[Dataset items]
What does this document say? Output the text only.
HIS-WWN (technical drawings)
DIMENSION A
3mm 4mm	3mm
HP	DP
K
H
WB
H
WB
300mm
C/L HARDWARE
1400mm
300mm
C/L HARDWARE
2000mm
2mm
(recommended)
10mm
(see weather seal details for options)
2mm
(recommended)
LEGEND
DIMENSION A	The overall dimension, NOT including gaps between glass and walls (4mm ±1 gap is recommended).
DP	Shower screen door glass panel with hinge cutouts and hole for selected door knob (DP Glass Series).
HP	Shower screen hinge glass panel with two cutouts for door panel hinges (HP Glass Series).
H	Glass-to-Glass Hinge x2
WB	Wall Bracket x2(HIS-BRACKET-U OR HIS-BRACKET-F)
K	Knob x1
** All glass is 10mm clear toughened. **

- [Task statement]: Set every line of the listing down word for word.

- [Result of the task]:
What does this document say? Output the text only.
HIS-WWN (technical drawings)
DIMENSION A
3mm 4mm	3mm
HP	DP
K
H
WB
H
WB
300mm
C/L HARDWARE
1400mm
300mm
C/L HARDWARE
2000mm
2mm
(recommended)
10mm
(see weather seal details for options)
2mm
(recommended)
LEGEND
DIMENSION A	The overall dimension, NOT including gaps between glass and walls (4mm ±1 gap is recommended).
DP	Shower screen door glass panel with hinge cutouts and hole for selected door knob (DP Glass Series).
HP	Shower screen hinge glass panel with two cutouts for door panel hinges (HP Glass Series).
H	Glass-to-Glass Hinge x2
WB	Wall Bracket x2(HIS-BRACKET-U OR HIS-BRACKET-F)
K	Knob x1
** All glass is 10mm clear toughened. **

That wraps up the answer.